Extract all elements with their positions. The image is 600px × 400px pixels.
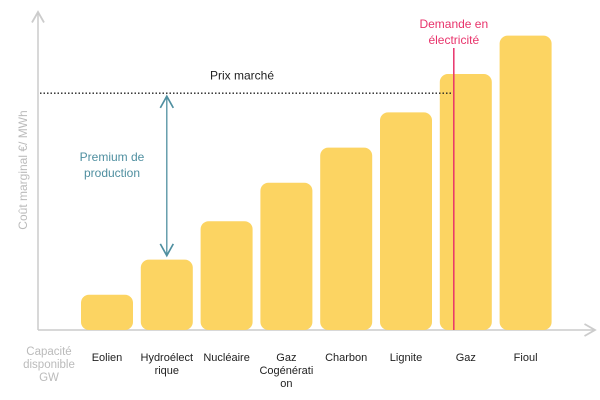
bar: [380, 112, 432, 331]
bar: [81, 294, 133, 330]
bar: [200, 221, 253, 330]
x-tick-label: Gaz: [455, 352, 476, 364]
x-axis-label: Capacité disponible GW: [23, 346, 75, 384]
x-tick-label: Eolien: [91, 352, 123, 364]
y-axis-label: Coût marginal €/ MWh: [16, 110, 30, 229]
x-tick-label: Hydroélectrique: [140, 352, 194, 377]
x-tick-label: Nucléaire: [203, 352, 250, 364]
bar: [439, 74, 492, 330]
x-tick-label: Gaz Cogénération: [259, 352, 314, 390]
premium-label: Premium de production: [79, 150, 145, 180]
x-tick-label: Lignite: [389, 352, 423, 364]
x-tick-label: Fioul: [513, 352, 538, 364]
bar: [260, 182, 313, 330]
market-price-label: Prix marché: [210, 68, 274, 82]
bar: [140, 259, 193, 330]
x-tick-label: Charbon: [325, 352, 368, 364]
demand-label: Demande en électricité: [419, 17, 489, 47]
bar: [320, 147, 373, 330]
bar: [499, 35, 552, 330]
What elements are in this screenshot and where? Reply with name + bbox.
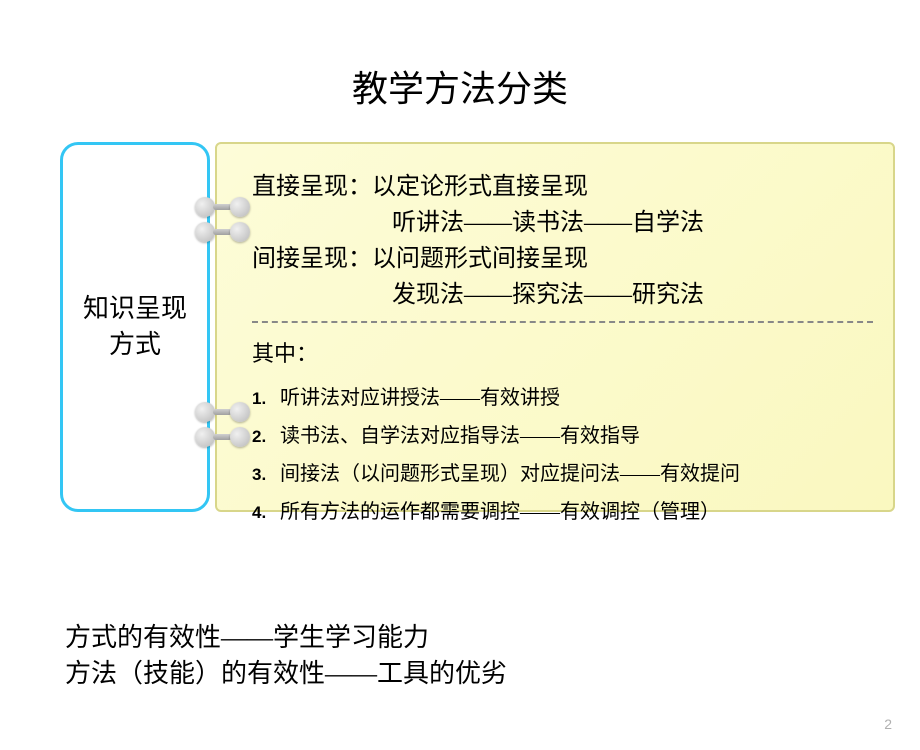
list-number: 2. — [252, 421, 270, 453]
left-label-line1: 知识呈现 — [83, 294, 187, 323]
upper-section: 直接呈现：以定论形式直接呈现 听讲法——读书法——自学法 间接呈现：以问题形式间… — [252, 169, 873, 313]
bottom-line1: 方式的有效性——学生学习能力 — [65, 620, 507, 656]
binder-ring-icon — [195, 222, 250, 242]
indirect-present-line: 间接呈现：以问题形式间接呈现 — [252, 241, 873, 277]
list-item: 2. 读书法、自学法对应指导法——有效指导 — [252, 417, 873, 455]
bottom-line2: 方法（技能）的有效性——工具的优劣 — [65, 656, 507, 692]
list-number: 1. — [252, 383, 270, 415]
list-item: 4. 所有方法的运作都需要调控——有效调控（管理） — [252, 493, 873, 531]
slide-title: 教学方法分类 — [0, 60, 920, 112]
list-item: 1. 听讲法对应讲授法——有效讲授 — [252, 379, 873, 417]
binder-ring-icon — [195, 427, 250, 447]
binder-ring-icon — [195, 197, 250, 217]
indirect-methods-line: 发现法——探究法——研究法 — [252, 277, 873, 313]
left-label-line2: 方式 — [109, 330, 161, 359]
direct-methods-line: 听讲法——读书法——自学法 — [252, 205, 873, 241]
direct-present-line: 直接呈现：以定论形式直接呈现 — [252, 169, 873, 205]
lower-heading: 其中： — [252, 333, 873, 375]
list-number: 3. — [252, 459, 270, 491]
lower-section: 其中： 1. 听讲法对应讲授法——有效讲授 2. 读书法、自学法对应指导法——有… — [252, 333, 873, 531]
list-text: 间接法（以问题形式呈现）对应提问法——有效提问 — [280, 455, 740, 493]
left-category-label: 知识呈现 方式 — [83, 291, 187, 364]
list-number: 4. — [252, 497, 270, 529]
content-note-box: 直接呈现：以定论形式直接呈现 听讲法——读书法——自学法 间接呈现：以问题形式间… — [215, 142, 895, 512]
bottom-summary: 方式的有效性——学生学习能力 方法（技能）的有效性——工具的优劣 — [65, 620, 507, 693]
list-item: 3. 间接法（以问题形式呈现）对应提问法——有效提问 — [252, 455, 873, 493]
list-text: 听讲法对应讲授法——有效讲授 — [280, 379, 560, 417]
left-category-box: 知识呈现 方式 — [60, 142, 210, 512]
binder-ring-icon — [195, 402, 250, 422]
list-text: 读书法、自学法对应指导法——有效指导 — [280, 417, 640, 455]
page-number: 2 — [884, 716, 892, 732]
list-text: 所有方法的运作都需要调控——有效调控（管理） — [280, 493, 720, 531]
dashed-divider — [252, 321, 873, 323]
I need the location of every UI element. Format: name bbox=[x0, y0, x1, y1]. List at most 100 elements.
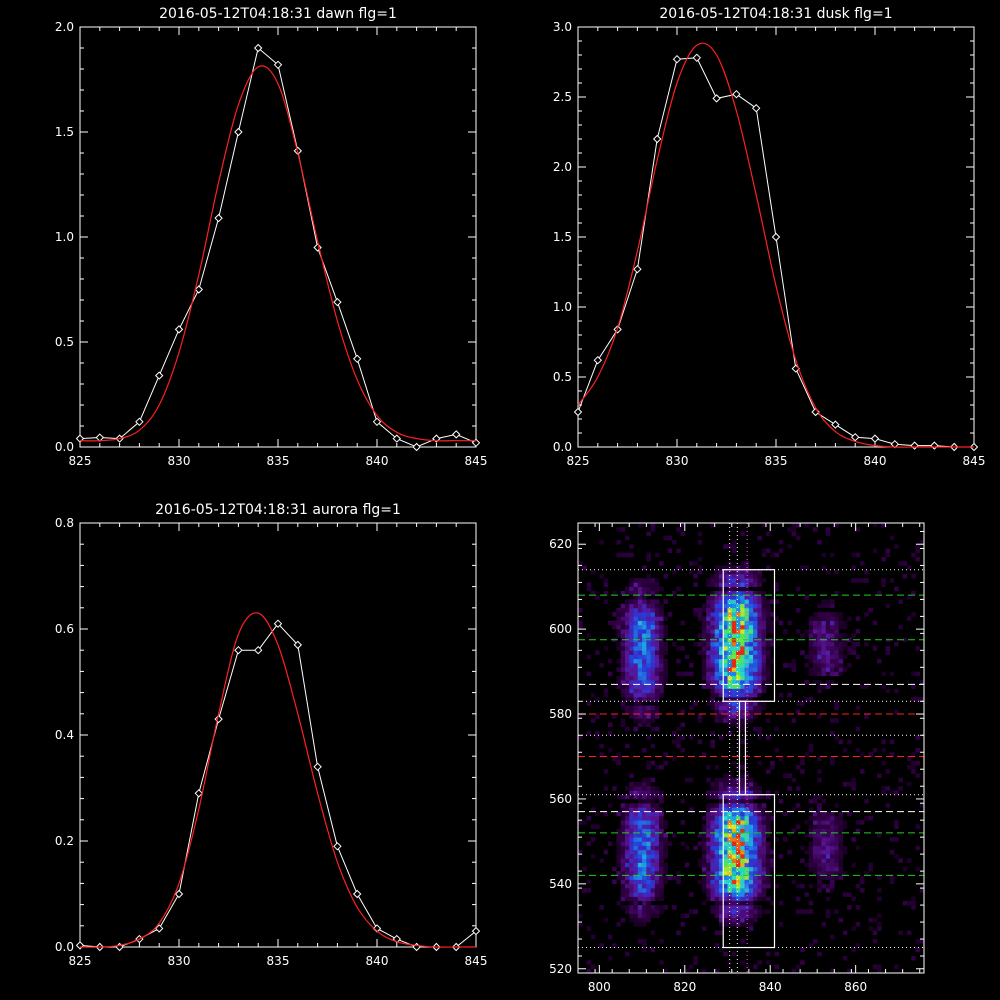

> [Short exercise] Rewrite all of the material above as a JSON list of strings, one string per line, with blank lines skipped and the pictures left out.

> [Task solution]
[
  "Extract all elements with their positions. The image is 600px × 400px pixels.",
  "bar: [380, 112, 432, 331]",
  "bar: [81, 294, 133, 330]",
  "bar: [200, 221, 253, 330]",
  "x-tick-label: Gaz: [455, 352, 476, 364]",
  "x-axis-label: Capacité disponible GW: [23, 346, 75, 384]",
  "x-tick-label: Eolien: [91, 352, 123, 364]",
  "y-axis-label: Coût marginal €/ MWh: [16, 110, 30, 229]",
  "x-tick-label: Hydroélectrique: [140, 352, 194, 377]",
  "x-tick-label: Nucléaire: [203, 352, 250, 364]",
  "bar: [439, 74, 492, 330]",
  "x-tick-label: Gaz Cogénération: [259, 352, 314, 390]",
  "premium-label: Premium de production: [79, 150, 145, 180]",
  "x-tick-label: Lignite: [389, 352, 423, 364]",
  "x-tick-label: Fioul: [513, 352, 538, 364]",
  "bar: [260, 182, 313, 330]",
  "market-price-label: Prix marché: [210, 68, 274, 82]",
  "bar: [140, 259, 193, 330]",
  "x-tick-label: Charbon: [325, 352, 368, 364]",
  "demand-label: Demande en électricité: [419, 17, 489, 47]",
  "bar: [320, 147, 373, 330]",
  "bar: [499, 35, 552, 330]",
  "What elements are in this screenshot and where? Reply with name + bbox.",
  "list-number: 2. — [252, 421, 270, 453]",
  "left-label-line1: 知识呈现 — [83, 294, 187, 323]",
  "upper-section: 直接呈现：以定论形式直接呈现 听讲法——读书法——自学法 间接呈现：以问题形式间… — [252, 169, 873, 313]",
  "bottom-line1: 方式的有效性——学生学习能力 — [65, 620, 507, 656]",
  "binder-ring-icon — [195, 222, 250, 242]",
  "indirect-present-line: 间接呈现：以问题形式间接呈现 — [252, 241, 873, 277]",
  "list-item: 2. 读书法、自学法对应指导法——有效指导 — [252, 417, 873, 455]",
  "bottom-line2: 方法（技能）的有效性——工具的优劣 — [65, 656, 507, 692]",
  "list-number: 1. — [252, 383, 270, 415]",
  "list-item: 4. 所有方法的运作都需要调控——有效调控（管理） — [252, 493, 873, 531]",
  "slide-title: 教学方法分类 — [0, 60, 920, 112]",
  "list-item: 1. 听讲法对应讲授法——有效讲授 — [252, 379, 873, 417]",
  "binder-ring-icon — [195, 427, 250, 447]",
  "binder-ring-icon — [195, 197, 250, 217]",
  "indirect-methods-line: 发现法——探究法——研究法 — [252, 277, 873, 313]",
  "left-label-line2: 方式 — [109, 330, 161, 359]",
  "direct-methods-line: 听讲法——读书法——自学法 — [252, 205, 873, 241]",
  "direct-present-line: 直接呈现：以定论形式直接呈现 — [252, 169, 873, 205]",
  "lower-heading: 其中： — [252, 333, 873, 375]",
  "list-number: 3. — [252, 459, 270, 491]",
  "lower-section: 其中： 1. 听讲法对应讲授法——有效讲授 2. 读书法、自学法对应指导法——有… — [252, 333, 873, 531]",
  "list-text: 间接法（以问题形式呈现）对应提问法——有效提问 — [280, 455, 740, 493]",
  "left-category-label: 知识呈现 方式 — [83, 291, 187, 364]",
  "list-number: 4. — [252, 497, 270, 529]",
  "content-note-box: 直接呈现：以定论形式直接呈现 听讲法——读书法——自学法 间接呈现：以问题形式间… — [215, 142, 895, 512]",
  "bottom-summary: 方式的有效性——学生学习能力 方法（技能）的有效性——工具的优劣 — [65, 620, 507, 693]",
  "list-item: 3. 间接法（以问题形式呈现）对应提问法——有效提问 — [252, 455, 873, 493]",
  "list-text: 听讲法对应讲授法——有效讲授 — [280, 379, 560, 417]",
  "left-category-box: 知识呈现 方式 — [60, 142, 210, 512]",
  "binder-ring-icon — [195, 402, 250, 422]",
  "list-text: 读书法、自学法对应指导法——有效指导 — [280, 417, 640, 455]",
  "page-number: 2 — [884, 716, 892, 732]",
  "list-text: 所有方法的运作都需要调控——有效调控（管理） — [280, 493, 720, 531]",
  "dashed-divider — [252, 321, 873, 323]",
  "I need the location of every UI element. Format: name bbox=[x0, y0, x1, y1]. List at most 100 elements."
]